* **Written instruction**: Identify and reproduce every line holding the string "Relative".

* **Listing**:
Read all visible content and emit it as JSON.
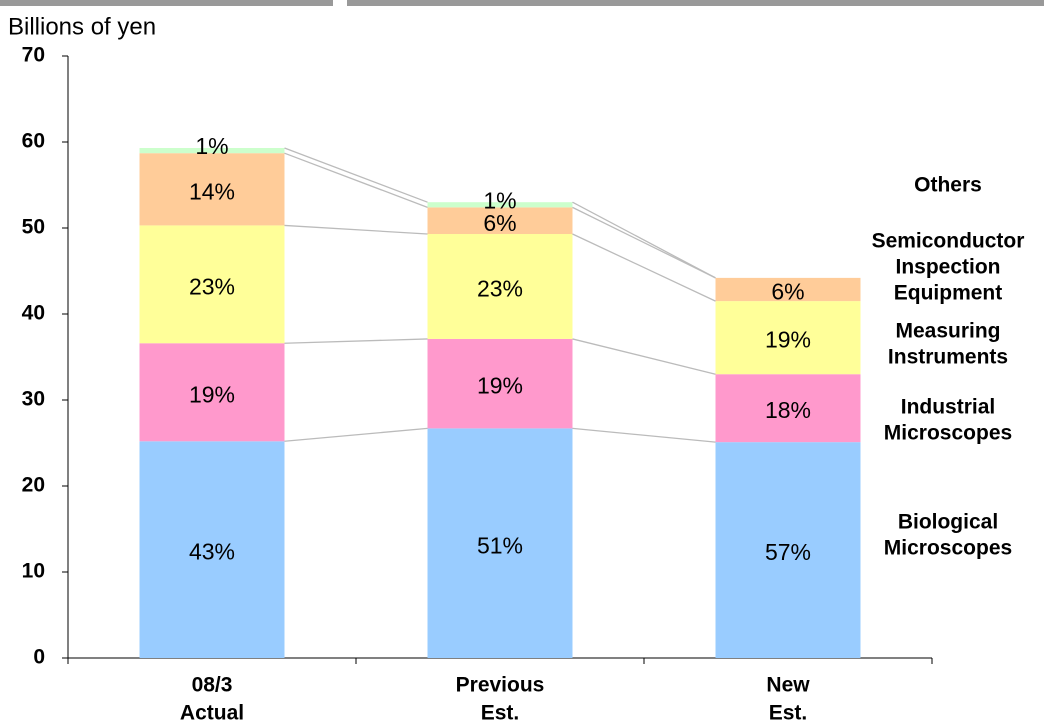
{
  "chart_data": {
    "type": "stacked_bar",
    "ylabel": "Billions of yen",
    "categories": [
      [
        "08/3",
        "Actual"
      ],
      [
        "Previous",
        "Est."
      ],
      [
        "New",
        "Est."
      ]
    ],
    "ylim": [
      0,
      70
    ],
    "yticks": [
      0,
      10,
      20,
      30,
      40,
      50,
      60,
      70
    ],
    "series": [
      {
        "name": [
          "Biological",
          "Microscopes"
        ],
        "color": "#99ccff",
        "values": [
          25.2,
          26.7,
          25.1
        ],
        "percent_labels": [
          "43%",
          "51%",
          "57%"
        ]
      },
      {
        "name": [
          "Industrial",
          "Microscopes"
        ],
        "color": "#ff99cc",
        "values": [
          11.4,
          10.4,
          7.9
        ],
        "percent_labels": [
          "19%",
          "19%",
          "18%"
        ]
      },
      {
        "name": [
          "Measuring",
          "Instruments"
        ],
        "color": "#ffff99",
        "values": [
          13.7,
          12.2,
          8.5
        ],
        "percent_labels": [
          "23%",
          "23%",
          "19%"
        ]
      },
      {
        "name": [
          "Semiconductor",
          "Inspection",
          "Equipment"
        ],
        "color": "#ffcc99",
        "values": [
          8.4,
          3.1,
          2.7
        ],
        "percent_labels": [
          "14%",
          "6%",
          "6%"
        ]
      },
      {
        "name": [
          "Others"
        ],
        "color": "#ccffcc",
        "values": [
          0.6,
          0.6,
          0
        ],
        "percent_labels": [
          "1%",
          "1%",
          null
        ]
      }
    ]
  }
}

==

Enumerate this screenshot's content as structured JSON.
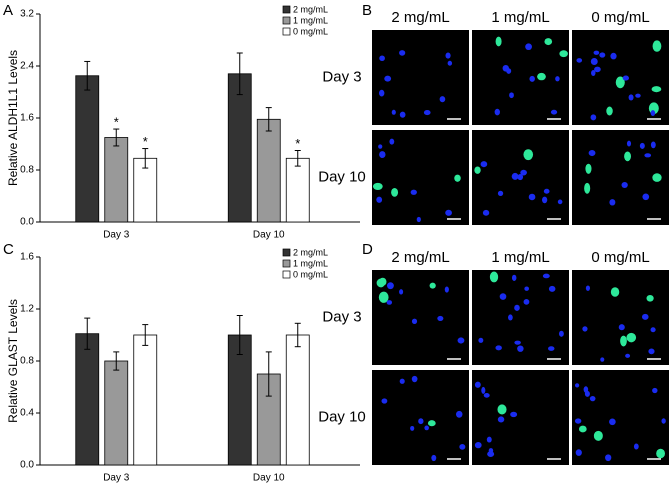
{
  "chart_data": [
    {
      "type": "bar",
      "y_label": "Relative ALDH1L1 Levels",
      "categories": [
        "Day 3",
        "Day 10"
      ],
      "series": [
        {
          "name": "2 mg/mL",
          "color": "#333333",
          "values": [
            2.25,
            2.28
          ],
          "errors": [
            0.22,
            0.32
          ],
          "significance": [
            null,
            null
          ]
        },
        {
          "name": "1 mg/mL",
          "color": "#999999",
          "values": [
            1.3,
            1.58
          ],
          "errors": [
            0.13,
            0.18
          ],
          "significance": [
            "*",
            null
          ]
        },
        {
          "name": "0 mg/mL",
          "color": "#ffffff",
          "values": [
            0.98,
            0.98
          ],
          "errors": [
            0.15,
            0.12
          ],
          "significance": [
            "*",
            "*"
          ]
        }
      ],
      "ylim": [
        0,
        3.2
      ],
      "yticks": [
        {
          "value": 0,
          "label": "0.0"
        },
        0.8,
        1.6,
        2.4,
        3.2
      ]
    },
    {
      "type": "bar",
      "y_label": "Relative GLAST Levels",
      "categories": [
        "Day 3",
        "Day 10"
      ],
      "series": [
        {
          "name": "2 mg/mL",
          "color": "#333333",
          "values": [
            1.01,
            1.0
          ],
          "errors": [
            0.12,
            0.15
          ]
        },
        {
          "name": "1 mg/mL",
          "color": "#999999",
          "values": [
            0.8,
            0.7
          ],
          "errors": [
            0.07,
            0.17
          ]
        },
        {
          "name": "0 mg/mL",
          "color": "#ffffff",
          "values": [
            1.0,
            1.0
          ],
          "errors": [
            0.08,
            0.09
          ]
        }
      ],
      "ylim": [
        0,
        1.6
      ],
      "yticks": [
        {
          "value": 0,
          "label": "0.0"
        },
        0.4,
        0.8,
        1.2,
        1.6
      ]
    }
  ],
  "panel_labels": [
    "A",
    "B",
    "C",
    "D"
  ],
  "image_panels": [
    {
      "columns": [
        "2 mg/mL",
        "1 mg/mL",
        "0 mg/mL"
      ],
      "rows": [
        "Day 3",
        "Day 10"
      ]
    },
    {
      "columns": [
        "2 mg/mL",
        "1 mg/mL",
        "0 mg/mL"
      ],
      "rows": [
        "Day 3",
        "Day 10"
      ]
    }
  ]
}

==

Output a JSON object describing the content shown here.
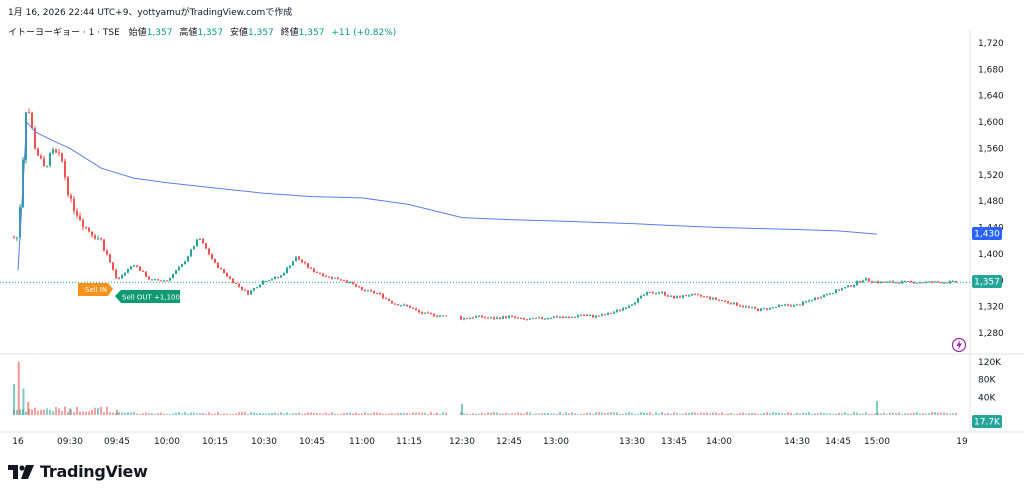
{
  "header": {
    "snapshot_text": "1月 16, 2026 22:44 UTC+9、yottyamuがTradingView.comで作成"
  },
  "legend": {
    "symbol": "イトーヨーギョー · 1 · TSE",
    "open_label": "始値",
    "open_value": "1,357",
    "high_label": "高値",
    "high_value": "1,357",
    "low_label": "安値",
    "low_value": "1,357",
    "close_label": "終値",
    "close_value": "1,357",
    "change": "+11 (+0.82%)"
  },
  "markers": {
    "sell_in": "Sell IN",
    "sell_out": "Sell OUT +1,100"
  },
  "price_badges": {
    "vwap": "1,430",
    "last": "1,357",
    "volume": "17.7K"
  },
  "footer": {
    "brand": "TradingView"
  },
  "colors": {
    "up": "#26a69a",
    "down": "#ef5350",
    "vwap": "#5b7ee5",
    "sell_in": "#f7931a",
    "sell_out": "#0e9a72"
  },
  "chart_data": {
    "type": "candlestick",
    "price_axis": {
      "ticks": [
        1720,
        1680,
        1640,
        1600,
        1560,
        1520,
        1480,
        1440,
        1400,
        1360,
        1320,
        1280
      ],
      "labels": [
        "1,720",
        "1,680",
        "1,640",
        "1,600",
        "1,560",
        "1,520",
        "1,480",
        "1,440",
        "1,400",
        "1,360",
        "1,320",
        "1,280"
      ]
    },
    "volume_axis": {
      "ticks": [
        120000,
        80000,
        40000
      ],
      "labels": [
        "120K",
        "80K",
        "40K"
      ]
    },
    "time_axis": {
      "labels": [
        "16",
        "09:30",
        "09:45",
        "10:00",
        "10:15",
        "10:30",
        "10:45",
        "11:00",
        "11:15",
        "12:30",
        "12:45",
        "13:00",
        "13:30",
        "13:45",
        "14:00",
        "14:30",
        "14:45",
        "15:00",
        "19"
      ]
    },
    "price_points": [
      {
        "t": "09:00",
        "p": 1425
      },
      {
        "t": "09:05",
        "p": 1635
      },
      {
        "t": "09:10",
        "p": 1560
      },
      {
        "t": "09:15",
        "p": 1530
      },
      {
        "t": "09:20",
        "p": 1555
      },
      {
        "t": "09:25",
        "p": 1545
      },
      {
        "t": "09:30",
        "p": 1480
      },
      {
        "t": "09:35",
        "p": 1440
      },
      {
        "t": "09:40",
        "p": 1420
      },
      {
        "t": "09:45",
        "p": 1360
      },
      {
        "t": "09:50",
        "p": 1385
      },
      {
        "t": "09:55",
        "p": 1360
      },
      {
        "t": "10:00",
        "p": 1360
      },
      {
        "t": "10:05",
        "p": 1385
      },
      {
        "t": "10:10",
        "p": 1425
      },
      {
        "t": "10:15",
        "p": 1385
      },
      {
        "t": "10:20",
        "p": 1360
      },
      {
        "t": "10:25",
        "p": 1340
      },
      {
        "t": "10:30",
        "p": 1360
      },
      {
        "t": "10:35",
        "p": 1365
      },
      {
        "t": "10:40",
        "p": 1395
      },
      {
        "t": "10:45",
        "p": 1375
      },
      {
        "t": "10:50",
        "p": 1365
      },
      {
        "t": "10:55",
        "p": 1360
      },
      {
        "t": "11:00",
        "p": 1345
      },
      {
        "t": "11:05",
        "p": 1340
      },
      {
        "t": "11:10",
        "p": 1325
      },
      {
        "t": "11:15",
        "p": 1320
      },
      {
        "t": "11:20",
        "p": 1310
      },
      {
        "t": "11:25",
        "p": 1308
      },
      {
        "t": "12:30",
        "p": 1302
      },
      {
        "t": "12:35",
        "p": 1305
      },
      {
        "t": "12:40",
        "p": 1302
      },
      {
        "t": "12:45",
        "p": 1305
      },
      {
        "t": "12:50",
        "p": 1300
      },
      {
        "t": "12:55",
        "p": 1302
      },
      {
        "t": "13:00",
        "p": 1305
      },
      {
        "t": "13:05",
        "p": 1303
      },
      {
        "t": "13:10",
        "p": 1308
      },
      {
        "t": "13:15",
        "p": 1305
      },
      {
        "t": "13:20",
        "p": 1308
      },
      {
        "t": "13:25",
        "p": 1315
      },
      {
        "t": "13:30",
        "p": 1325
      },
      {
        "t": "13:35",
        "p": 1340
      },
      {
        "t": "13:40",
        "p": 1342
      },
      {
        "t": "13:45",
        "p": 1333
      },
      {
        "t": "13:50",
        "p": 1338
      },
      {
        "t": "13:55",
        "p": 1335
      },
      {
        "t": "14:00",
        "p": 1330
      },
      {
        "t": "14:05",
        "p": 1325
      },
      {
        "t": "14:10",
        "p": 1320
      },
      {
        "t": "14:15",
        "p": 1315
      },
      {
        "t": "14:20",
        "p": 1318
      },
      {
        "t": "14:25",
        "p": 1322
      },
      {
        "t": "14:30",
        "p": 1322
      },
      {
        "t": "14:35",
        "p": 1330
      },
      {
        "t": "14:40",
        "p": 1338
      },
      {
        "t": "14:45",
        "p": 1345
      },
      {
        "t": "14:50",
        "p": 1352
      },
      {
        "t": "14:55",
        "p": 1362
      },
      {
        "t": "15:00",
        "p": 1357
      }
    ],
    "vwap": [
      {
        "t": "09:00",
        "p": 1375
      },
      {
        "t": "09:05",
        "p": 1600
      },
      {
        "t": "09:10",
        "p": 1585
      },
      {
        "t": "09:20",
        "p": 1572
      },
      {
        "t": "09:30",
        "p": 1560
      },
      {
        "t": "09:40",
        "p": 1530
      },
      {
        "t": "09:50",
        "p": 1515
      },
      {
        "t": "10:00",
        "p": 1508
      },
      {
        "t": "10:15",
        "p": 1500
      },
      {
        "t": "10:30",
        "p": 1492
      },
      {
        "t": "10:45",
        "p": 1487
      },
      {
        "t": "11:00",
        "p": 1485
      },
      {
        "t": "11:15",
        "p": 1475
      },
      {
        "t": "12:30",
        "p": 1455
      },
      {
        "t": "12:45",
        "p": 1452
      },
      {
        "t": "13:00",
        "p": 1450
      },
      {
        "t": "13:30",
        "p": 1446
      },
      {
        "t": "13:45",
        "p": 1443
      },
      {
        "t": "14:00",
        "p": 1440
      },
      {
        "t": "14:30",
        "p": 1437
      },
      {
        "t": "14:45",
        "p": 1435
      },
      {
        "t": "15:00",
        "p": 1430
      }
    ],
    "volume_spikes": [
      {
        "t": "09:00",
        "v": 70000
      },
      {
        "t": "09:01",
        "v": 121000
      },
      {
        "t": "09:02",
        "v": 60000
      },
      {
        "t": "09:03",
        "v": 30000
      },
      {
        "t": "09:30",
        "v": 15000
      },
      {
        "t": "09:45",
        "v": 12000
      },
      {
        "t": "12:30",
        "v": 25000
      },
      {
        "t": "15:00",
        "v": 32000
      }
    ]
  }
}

* **Solution to the exercise**:
      "y_label": "Relative ALDH1L1 Levels",
      "y_label": "Relative GLAST Levels",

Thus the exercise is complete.